INSTRUCTIONS TO FOLLOW:
In the page excerpt about kimoun.com's sovereignty score, what average score does the tool report across the French organisations it tracks?

PAGE EXCERPT:
★ ★ ★ ★
A 100/100 doesn’t fall from the sky, and it puts kimoun.com well ahead: at the time of writing, across the 681 French organisations the tool tracks, the average sits around 54/100. The tool then breaks the score down by category, and that’s where it gets instructive. On kimoun.com’s profile: front-end hosting 100/100, DNS 100/100, email 100/100. Three building blocks flagged low-risk — European host and DNS, email under European jurisdiction.

A nice detail: the tool correctly saw that my email runs at OVH, the very place where it got the hosting wrong (more on that below). Proof that sovereign email is as detectable as it is deliberate.
This score is no accident; it’s a string of choices. Hosting on European infrastructure, keeping a controlled DNS, email that doesn’t hand your exchanges to a non-European jurisdiction: these are the same principles I apply to the projects we host — reversibility, no lock-in, the client owning their code and their access. Sovereignty isn’t proclaimed, it’s built block by block. A tool that makes it visible suits me just fine.
★ ★ ★ ★
DATA TO EXAMINE:
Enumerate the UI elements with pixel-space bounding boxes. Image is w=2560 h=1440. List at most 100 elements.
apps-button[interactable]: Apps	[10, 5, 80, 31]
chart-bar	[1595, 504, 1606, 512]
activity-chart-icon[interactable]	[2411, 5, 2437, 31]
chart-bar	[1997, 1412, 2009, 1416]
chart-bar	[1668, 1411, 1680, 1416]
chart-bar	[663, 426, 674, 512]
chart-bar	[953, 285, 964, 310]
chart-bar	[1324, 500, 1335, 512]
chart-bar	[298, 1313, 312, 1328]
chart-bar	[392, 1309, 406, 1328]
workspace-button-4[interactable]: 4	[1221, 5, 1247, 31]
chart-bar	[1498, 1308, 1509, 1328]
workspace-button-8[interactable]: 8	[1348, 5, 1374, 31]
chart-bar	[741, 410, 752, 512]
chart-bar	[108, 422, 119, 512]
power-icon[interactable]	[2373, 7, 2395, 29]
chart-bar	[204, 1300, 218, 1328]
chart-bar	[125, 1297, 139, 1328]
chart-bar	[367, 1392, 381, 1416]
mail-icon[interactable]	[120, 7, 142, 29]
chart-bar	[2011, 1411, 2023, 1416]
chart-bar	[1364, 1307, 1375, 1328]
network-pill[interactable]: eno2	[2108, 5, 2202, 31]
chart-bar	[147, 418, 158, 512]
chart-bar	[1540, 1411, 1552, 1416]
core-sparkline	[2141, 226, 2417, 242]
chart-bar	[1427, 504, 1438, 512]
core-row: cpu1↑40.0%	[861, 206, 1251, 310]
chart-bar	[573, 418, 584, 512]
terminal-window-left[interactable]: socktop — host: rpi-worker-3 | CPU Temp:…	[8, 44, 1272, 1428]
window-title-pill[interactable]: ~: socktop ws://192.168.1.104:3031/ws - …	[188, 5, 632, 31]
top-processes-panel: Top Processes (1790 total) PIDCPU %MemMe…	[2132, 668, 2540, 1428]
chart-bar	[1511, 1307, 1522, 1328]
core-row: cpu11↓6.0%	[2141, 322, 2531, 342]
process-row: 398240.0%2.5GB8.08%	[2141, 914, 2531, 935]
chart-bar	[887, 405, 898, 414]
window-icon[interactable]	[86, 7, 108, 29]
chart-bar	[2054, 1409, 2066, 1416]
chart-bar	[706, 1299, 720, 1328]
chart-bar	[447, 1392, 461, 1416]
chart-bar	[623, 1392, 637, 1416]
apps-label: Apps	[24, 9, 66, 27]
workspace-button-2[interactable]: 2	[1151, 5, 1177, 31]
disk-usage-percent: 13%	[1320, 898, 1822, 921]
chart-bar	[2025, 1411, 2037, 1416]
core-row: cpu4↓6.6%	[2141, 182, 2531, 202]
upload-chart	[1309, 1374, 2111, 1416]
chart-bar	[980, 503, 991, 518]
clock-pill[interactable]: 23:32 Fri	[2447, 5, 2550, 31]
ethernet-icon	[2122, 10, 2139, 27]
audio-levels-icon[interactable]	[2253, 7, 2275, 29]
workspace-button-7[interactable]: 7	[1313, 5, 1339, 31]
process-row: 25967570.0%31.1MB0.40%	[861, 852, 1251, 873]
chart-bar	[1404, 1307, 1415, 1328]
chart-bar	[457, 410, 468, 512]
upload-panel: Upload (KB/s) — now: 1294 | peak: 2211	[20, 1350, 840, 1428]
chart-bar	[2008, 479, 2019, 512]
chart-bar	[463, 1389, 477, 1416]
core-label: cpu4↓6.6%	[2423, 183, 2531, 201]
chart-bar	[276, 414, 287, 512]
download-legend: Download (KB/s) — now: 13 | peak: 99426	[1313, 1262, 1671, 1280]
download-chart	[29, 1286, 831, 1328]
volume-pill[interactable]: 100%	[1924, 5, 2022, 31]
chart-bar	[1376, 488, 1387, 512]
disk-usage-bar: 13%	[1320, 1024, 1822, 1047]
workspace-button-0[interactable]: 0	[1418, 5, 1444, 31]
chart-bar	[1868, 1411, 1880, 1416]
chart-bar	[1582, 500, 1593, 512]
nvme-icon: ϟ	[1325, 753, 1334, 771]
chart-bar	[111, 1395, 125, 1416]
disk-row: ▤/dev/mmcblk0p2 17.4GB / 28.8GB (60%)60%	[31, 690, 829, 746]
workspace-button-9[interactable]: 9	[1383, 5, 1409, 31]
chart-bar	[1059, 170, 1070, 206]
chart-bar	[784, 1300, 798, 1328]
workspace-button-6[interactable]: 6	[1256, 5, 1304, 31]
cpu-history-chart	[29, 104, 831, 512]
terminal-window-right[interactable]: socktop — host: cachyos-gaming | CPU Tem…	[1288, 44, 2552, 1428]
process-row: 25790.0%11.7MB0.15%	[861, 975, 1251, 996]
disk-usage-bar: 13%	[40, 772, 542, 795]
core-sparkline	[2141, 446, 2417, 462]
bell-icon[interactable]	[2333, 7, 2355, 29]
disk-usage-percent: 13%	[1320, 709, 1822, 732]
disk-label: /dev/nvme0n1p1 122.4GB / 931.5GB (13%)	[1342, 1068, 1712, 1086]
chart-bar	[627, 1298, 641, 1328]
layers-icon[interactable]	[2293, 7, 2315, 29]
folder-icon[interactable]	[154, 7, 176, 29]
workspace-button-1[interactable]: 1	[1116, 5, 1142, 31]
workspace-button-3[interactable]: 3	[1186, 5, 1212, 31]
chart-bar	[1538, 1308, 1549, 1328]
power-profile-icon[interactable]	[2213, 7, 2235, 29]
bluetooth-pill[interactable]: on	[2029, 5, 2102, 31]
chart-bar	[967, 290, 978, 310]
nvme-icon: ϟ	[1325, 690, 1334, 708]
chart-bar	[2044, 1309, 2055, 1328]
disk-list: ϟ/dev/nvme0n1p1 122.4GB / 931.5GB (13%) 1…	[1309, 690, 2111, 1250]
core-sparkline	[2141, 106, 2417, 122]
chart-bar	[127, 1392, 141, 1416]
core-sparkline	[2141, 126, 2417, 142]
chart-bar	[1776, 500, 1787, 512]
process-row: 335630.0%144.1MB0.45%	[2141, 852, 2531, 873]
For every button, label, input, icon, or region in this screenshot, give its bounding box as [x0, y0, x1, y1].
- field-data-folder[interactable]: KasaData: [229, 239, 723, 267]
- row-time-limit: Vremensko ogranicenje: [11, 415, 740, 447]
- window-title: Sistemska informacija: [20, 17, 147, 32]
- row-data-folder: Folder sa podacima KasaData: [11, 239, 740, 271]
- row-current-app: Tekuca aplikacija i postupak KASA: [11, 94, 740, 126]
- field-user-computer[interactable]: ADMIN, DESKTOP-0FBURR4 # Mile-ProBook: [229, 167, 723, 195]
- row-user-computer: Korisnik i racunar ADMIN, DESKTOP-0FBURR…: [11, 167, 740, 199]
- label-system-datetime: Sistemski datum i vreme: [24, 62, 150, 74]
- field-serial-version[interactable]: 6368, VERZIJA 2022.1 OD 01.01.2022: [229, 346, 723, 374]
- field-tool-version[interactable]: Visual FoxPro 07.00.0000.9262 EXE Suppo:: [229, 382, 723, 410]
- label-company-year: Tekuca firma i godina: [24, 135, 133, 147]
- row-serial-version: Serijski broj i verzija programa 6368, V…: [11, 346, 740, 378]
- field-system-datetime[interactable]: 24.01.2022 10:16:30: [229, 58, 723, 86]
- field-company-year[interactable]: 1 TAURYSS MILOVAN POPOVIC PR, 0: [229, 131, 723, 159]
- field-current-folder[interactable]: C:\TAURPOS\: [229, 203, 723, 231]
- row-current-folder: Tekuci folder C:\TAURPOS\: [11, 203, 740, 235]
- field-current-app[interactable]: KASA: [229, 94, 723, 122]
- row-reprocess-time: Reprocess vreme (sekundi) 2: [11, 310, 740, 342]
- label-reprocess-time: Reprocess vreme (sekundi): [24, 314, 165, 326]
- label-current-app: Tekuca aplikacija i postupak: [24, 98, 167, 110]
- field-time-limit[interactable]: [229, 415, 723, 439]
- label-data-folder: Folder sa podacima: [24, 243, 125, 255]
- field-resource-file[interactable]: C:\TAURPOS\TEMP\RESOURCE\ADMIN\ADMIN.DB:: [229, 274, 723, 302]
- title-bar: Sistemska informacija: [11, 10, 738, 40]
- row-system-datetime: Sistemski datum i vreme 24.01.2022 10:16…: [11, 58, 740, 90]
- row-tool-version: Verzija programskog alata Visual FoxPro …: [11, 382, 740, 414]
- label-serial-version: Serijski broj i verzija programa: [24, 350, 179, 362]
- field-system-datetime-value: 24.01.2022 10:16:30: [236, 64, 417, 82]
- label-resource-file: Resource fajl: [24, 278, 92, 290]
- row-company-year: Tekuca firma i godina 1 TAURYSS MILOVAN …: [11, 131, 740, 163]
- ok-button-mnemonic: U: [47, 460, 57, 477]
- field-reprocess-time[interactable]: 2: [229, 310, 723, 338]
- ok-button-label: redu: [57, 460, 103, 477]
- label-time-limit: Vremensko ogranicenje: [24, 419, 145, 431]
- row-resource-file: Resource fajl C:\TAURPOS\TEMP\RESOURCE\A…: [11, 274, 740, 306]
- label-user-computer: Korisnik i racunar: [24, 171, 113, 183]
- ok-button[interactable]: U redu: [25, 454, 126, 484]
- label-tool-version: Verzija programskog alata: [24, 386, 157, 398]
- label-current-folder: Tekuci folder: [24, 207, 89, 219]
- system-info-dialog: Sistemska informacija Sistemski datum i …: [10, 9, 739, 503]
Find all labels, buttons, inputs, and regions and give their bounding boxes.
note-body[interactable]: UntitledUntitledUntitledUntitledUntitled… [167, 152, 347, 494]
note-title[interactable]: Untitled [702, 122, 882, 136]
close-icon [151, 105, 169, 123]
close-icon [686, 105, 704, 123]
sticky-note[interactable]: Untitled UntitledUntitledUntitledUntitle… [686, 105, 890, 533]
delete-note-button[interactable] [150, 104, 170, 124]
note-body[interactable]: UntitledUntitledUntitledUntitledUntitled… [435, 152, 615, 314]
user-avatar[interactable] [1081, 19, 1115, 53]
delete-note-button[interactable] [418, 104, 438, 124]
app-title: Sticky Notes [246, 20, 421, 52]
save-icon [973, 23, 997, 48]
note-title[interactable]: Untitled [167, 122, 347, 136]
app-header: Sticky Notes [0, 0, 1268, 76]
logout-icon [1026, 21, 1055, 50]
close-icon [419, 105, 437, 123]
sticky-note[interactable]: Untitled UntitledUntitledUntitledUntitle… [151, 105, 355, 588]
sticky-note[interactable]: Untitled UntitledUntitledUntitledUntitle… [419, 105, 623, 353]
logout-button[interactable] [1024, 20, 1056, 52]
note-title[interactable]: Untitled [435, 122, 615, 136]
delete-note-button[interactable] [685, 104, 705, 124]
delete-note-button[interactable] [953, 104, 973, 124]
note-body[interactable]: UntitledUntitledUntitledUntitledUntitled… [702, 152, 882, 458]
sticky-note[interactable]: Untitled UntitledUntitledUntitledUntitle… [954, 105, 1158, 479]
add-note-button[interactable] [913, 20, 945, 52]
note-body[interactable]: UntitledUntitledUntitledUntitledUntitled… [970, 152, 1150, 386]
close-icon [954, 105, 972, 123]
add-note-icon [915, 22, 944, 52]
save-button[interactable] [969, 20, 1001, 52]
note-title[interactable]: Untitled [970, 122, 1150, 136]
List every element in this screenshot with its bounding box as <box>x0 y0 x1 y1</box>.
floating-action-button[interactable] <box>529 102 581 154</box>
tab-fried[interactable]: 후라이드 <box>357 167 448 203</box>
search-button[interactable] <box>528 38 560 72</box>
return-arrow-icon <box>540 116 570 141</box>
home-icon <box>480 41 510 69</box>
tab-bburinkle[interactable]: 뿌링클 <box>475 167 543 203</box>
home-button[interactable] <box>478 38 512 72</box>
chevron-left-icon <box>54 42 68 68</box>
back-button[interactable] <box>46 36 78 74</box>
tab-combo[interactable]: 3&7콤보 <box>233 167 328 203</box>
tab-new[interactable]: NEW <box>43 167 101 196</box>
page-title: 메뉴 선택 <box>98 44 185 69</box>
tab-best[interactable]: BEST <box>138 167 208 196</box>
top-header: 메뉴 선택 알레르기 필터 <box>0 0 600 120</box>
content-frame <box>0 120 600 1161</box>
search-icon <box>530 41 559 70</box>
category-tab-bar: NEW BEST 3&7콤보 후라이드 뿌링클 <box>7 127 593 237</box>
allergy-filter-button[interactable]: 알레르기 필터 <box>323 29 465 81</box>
★ ★ ★ ★
WRITTEN RESPONSE:
The average is around 54/100 across the 681 French organisations the tool tracks.